+++ Extracted entries +++

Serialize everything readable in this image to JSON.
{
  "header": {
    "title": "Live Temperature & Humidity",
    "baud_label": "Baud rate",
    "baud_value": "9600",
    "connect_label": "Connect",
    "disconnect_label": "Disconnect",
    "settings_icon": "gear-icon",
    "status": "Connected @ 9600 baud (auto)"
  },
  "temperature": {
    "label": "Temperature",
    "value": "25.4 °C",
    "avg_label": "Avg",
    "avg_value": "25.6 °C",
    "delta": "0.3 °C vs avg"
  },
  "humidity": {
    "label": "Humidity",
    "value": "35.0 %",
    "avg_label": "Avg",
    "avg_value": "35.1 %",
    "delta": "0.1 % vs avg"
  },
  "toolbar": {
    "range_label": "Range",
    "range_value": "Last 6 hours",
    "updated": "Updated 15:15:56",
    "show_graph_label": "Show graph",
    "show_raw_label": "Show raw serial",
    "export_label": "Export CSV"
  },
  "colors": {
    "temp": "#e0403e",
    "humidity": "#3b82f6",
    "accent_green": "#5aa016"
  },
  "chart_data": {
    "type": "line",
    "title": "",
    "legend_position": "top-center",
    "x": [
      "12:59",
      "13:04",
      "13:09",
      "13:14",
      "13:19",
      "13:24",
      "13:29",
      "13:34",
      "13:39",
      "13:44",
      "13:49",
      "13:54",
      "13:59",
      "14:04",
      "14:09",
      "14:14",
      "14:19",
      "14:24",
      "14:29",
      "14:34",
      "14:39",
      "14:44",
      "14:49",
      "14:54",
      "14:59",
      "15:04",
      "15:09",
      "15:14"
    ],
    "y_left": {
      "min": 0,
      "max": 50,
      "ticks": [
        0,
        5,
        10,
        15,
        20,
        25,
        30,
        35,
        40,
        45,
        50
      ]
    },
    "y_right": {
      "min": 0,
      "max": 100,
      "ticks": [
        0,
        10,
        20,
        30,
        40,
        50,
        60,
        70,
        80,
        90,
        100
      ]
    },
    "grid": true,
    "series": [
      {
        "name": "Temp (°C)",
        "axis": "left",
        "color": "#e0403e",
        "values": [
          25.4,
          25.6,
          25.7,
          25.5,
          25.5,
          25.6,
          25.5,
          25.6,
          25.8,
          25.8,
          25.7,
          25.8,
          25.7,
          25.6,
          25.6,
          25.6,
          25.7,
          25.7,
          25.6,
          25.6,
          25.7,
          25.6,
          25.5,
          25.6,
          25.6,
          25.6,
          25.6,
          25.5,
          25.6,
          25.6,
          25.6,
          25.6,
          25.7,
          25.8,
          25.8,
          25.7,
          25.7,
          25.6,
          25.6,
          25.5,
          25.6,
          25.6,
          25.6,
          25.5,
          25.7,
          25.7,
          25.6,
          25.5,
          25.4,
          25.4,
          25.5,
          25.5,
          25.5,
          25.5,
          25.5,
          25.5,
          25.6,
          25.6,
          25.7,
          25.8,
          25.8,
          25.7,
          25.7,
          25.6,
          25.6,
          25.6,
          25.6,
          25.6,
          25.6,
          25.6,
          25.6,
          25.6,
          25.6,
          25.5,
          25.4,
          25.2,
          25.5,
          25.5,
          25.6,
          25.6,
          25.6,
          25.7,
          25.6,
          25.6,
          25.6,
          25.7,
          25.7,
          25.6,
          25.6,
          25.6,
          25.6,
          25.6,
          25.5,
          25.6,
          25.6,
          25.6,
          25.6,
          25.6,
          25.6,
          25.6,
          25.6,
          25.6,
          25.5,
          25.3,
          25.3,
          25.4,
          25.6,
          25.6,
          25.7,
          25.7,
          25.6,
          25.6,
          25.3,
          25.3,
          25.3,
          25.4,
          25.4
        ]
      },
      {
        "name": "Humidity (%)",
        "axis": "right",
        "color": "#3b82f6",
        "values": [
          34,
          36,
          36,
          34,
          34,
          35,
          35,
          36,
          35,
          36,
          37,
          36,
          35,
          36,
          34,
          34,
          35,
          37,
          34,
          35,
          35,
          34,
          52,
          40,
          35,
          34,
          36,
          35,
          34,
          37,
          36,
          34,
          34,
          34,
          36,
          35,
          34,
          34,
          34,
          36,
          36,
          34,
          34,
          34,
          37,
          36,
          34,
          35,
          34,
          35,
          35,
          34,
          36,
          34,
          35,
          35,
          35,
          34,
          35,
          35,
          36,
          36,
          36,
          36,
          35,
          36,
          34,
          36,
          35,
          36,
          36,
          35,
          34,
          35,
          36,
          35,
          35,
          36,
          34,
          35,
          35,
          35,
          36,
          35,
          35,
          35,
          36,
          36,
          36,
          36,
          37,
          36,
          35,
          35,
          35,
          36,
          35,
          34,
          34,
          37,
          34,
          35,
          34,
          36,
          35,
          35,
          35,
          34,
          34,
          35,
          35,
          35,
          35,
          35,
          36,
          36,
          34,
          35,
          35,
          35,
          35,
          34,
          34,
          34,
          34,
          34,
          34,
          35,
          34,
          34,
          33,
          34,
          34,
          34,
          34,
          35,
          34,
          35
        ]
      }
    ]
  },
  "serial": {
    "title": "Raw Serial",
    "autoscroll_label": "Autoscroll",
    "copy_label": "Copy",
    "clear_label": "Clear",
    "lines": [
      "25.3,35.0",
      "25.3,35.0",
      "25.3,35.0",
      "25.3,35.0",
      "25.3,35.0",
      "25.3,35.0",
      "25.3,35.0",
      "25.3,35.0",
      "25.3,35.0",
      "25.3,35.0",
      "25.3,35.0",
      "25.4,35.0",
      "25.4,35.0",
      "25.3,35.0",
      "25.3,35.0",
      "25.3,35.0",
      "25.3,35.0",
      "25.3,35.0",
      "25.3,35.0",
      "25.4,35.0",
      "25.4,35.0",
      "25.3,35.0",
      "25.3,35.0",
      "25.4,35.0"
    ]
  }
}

+++

__Task description__: Set down every record above exactly as given.

__Output for this exercise__:
Serialize everything readable in this image to JSON.
{
  "header": {
    "title": "Live Temperature & Humidity",
    "baud_label": "Baud rate",
    "baud_value": "9600",
    "connect_label": "Connect",
    "disconnect_label": "Disconnect",
    "settings_icon": "gear-icon",
    "status": "Connected @ 9600 baud (auto)"
  },
  "temperature": {
    "label": "Temperature",
    "value": "25.4 °C",
    "avg_label": "Avg",
    "avg_value": "25.6 °C",
    "delta": "0.3 °C vs avg"
  },
  "humidity": {
    "label": "Humidity",
    "value": "35.0 %",
    "avg_label": "Avg",
    "avg_value": "35.1 %",
    "delta": "0.1 % vs avg"
  },
  "toolbar": {
    "range_label": "Range",
    "range_value": "Last 6 hours",
    "updated": "Updated 15:15:56",
    "show_graph_label": "Show graph",
    "show_raw_label": "Show raw serial",
    "export_label": "Export CSV"
  },
  "colors": {
    "temp": "#e0403e",
    "humidity": "#3b82f6",
    "accent_green": "#5aa016"
  },
  "chart_data": {
    "type": "line",
    "title": "",
    "legend_position": "top-center",
    "x": [
      "12:59",
      "13:04",
      "13:09",
      "13:14",
      "13:19",
      "13:24",
      "13:29",
      "13:34",
      "13:39",
      "13:44",
      "13:49",
      "13:54",
      "13:59",
      "14:04",
      "14:09",
      "14:14",
      "14:19",
      "14:24",
      "14:29",
      "14:34",
      "14:39",
      "14:44",
      "14:49",
      "14:54",
      "14:59",
      "15:04",
      "15:09",
      "15:14"
    ],
    "y_left": {
      "min": 0,
      "max": 50,
      "ticks": [
        0,
        5,
        10,
        15,
        20,
        25,
        30,
        35,
        40,
        45,
        50
      ]
    },
    "y_right": {
      "min": 0,
      "max": 100,
      "ticks": [
        0,
        10,
        20,
        30,
        40,
        50,
        60,
        70,
        80,
        90,
        100
      ]
    },
    "grid": true,
    "series": [
      {
        "name": "Temp (°C)",
        "axis": "left",
        "color": "#e0403e",
        "values": [
          25.4,
          25.6,
          25.7,
          25.5,
          25.5,
          25.6,
          25.5,
          25.6,
          25.8,
          25.8,
          25.7,
          25.8,
          25.7,
          25.6,
          25.6,
          25.6,
          25.7,
          25.7,
          25.6,
          25.6,
          25.7,
          25.6,
          25.5,
          25.6,
          25.6,
          25.6,
          25.6,
          25.5,
          25.6,
          25.6,
          25.6,
          25.6,
          25.7,
          25.8,
          25.8,
          25.7,
          25.7,
          25.6,
          25.6,
          25.5,
          25.6,
          25.6,
          25.6,
          25.5,
          25.7,
          25.7,
          25.6,
          25.5,
          25.4,
          25.4,
          25.5,
          25.5,
          25.5,
          25.5,
          25.5,
          25.5,
          25.6,
          25.6,
          25.7,
          25.8,
          25.8,
          25.7,
          25.7,
          25.6,
          25.6,
          25.6,
          25.6,
          25.6,
          25.6,
          25.6,
          25.6,
          25.6,
          25.6,
          25.5,
          25.4,
          25.2,
          25.5,
          25.5,
          25.6,
          25.6,
          25.6,
          25.7,
          25.6,
          25.6,
          25.6,
          25.7,
          25.7,
          25.6,
          25.6,
          25.6,
          25.6,
          25.6,
          25.5,
          25.6,
          25.6,
          25.6,
          25.6,
          25.6,
          25.6,
          25.6,
          25.6,
          25.6,
          25.5,
          25.3,
          25.3,
          25.4,
          25.6,
          25.6,
          25.7,
          25.7,
          25.6,
          25.6,
          25.3,
          25.3,
          25.3,
          25.4,
          25.4
        ]
      },
      {
        "name": "Humidity (%)",
        "axis": "right",
        "color": "#3b82f6",
        "values": [
          34,
          36,
          36,
          34,
          34,
          35,
          35,
          36,
          35,
          36,
          37,
          36,
          35,
          36,
          34,
          34,
          35,
          37,
          34,
          35,
          35,
          34,
          52,
          40,
          35,
          34,
          36,
          35,
          34,
          37,
          36,
          34,
          34,
          34,
          36,
          35,
          34,
          34,
          34,
          36,
          36,
          34,
          34,
          34,
          37,
          36,
          34,
          35,
          34,
          35,
          35,
          34,
          36,
          34,
          35,
          35,
          35,
          34,
          35,
          35,
          36,
          36,
          36,
          36,
          35,
          36,
          34,
          36,
          35,
          36,
          36,
          35,
          34,
          35,
          36,
          35,
          35,
          36,
          34,
          35,
          35,
          35,
          36,
          35,
          35,
          35,
          36,
          36,
          36,
          36,
          37,
          36,
          35,
          35,
          35,
          36,
          35,
          34,
          34,
          37,
          34,
          35,
          34,
          36,
          35,
          35,
          35,
          34,
          34,
          35,
          35,
          35,
          35,
          35,
          36,
          36,
          34,
          35,
          35,
          35,
          35,
          34,
          34,
          34,
          34,
          34,
          34,
          35,
          34,
          34,
          33,
          34,
          34,
          34,
          34,
          35,
          34,
          35
        ]
      }
    ]
  },
  "serial": {
    "title": "Raw Serial",
    "autoscroll_label": "Autoscroll",
    "copy_label": "Copy",
    "clear_label": "Clear",
    "lines": [
      "25.3,35.0",
      "25.3,35.0",
      "25.3,35.0",
      "25.3,35.0",
      "25.3,35.0",
      "25.3,35.0",
      "25.3,35.0",
      "25.3,35.0",
      "25.3,35.0",
      "25.3,35.0",
      "25.3,35.0",
      "25.4,35.0",
      "25.4,35.0",
      "25.3,35.0",
      "25.3,35.0",
      "25.3,35.0",
      "25.3,35.0",
      "25.3,35.0",
      "25.3,35.0",
      "25.4,35.0",
      "25.4,35.0",
      "25.3,35.0",
      "25.3,35.0",
      "25.4,35.0"
    ]
  }
}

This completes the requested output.